Extract the piece on paying for online services below, word for word from its first line to its last.

→ Source extract

(begin)

With that out of the way, let’s get to this week’s musing.
On Paying for Services
A few weeks before putting fingers to keyboard to write this musing, someone asked about which email provider I use. When I told him, he replied that he’d never heard of Fastmail and was curious about. I mentioned that I paid a certain amount every couple of years to get a level of security and privacy, along with some useful features like adding email addresses with custom domains (of which I have a couple or three).
When the word paid crossed my lips, I could see a mix of confusion and bemusement on his face. He told me, with tinge of smugness, that he happily uses Gmail and would never, ever pay for email when he can get it free.
I wasn’t surprised by that response. I’ve heard it over years, usually from people who embrace so-called free or freemium services of all kinds online. I won’t say that folks like that have a sense of entitlement (though I have run into that), but they’ve become accustomed to not paying. They’ve been conditioned to expect web-based services to be free, or at least have freemium tier. That conditioning happened over a long period, stretching back to the youth of the web, starting with free email and expanding from there. Yes, Yahoo!, I’m looking at you.

(end)

Records from a collection:
(begin)

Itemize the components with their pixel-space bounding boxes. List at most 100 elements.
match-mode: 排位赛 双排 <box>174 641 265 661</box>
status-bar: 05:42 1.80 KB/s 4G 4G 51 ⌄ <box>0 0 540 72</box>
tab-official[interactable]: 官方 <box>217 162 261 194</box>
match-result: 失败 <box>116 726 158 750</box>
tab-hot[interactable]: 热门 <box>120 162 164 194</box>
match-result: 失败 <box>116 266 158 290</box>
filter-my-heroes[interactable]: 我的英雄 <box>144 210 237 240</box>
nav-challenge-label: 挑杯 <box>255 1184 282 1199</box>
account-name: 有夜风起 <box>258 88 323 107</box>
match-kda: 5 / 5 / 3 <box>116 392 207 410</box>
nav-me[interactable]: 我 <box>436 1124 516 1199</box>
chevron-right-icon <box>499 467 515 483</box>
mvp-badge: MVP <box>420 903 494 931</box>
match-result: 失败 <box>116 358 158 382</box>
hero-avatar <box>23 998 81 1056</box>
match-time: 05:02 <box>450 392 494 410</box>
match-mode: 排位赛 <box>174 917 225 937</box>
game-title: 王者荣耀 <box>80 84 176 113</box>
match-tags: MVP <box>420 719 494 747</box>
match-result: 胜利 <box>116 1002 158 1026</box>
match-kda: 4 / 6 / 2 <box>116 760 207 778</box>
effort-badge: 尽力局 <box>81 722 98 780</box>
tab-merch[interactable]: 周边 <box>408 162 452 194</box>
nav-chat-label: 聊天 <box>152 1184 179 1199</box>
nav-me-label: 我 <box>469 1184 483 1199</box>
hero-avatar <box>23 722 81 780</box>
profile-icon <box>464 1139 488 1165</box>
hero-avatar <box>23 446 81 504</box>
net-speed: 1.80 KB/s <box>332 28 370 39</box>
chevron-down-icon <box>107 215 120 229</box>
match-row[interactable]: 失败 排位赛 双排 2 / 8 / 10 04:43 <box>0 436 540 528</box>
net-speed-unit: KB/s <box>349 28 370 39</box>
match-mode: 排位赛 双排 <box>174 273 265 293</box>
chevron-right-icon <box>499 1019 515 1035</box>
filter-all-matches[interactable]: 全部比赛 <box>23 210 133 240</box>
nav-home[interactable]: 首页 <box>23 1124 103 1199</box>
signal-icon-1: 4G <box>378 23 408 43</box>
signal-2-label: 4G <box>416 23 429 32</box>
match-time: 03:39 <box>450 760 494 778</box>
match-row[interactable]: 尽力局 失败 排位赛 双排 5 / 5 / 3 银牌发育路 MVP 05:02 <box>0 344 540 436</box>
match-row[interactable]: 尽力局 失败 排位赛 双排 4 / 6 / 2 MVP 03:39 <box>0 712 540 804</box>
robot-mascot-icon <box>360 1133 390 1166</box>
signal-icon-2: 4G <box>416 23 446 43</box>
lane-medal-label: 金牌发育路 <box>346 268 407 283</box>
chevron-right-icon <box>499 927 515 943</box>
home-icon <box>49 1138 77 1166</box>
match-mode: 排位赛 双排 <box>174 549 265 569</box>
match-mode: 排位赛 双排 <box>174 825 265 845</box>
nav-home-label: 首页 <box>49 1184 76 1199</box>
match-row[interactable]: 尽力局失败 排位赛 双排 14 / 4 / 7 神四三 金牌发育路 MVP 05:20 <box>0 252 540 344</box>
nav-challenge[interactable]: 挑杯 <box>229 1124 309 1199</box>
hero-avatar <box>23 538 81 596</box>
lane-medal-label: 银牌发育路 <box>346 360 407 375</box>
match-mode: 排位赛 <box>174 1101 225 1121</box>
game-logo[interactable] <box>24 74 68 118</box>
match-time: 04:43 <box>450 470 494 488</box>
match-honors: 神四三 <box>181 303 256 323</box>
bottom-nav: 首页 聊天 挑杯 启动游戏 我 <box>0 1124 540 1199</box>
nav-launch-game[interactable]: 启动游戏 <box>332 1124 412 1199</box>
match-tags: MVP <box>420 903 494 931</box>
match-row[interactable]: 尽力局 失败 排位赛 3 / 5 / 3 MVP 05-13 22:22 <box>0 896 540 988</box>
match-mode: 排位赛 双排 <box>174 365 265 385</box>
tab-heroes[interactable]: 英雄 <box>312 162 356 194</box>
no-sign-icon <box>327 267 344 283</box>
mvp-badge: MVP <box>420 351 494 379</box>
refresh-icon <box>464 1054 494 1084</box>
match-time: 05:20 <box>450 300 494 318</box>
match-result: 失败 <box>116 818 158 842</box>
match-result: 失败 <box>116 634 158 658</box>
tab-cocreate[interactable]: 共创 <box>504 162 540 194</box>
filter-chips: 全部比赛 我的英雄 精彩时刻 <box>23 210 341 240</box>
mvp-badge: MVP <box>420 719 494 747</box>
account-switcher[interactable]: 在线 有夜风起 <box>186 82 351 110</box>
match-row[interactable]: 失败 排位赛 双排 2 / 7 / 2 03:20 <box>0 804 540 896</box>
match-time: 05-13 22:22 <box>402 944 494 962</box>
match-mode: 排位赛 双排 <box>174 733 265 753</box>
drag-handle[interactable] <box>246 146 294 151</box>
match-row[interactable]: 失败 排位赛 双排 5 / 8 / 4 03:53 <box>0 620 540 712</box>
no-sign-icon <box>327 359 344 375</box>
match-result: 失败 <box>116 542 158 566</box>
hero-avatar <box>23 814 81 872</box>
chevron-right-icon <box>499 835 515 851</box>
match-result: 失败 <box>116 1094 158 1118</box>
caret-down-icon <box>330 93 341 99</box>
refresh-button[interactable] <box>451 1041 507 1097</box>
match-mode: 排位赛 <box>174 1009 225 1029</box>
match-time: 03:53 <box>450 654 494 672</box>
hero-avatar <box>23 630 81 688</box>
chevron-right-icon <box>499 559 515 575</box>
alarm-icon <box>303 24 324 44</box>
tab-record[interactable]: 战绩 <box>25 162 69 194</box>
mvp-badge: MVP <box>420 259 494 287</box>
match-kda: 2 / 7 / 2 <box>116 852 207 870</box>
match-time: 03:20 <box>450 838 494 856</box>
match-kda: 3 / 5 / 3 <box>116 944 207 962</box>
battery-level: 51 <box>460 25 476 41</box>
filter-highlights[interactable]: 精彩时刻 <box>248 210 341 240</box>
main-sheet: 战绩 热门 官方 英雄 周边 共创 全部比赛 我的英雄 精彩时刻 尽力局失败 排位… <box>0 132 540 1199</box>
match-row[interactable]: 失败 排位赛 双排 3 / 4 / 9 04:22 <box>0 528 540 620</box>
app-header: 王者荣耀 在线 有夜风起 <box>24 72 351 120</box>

(end)

→ Solution to this exercise
With that out of the way, let’s get to this week’s musing.
On Paying for Services
A few weeks before putting fingers to keyboard to write this musing, someone asked about which email provider I use. When I told him, he replied that he’d never heard of Fastmail and was curious about. I mentioned that I paid a certain amount every couple of years to get a level of security and privacy, along with some useful features like adding email addresses with custom domains (of which I have a couple or three).
When the word paid crossed my lips, I could see a mix of confusion and bemusement on his face. He told me, with tinge of smugness, that he happily uses Gmail and would never, ever pay for email when he can get it free.
I wasn’t surprised by that response. I’ve heard it over years, usually from people who embrace so-called free or freemium services of all kinds online. I won’t say that folks like that have a sense of entitlement (though I have run into that), but they’ve become accustomed to not paying. They’ve been conditioned to expect web-based services to be free, or at least have freemium tier. That conditioning happened over a long period, stretching back to the youth of the web, starting with free email and expanding from there. Yes, Yahoo!, I’m looking at you.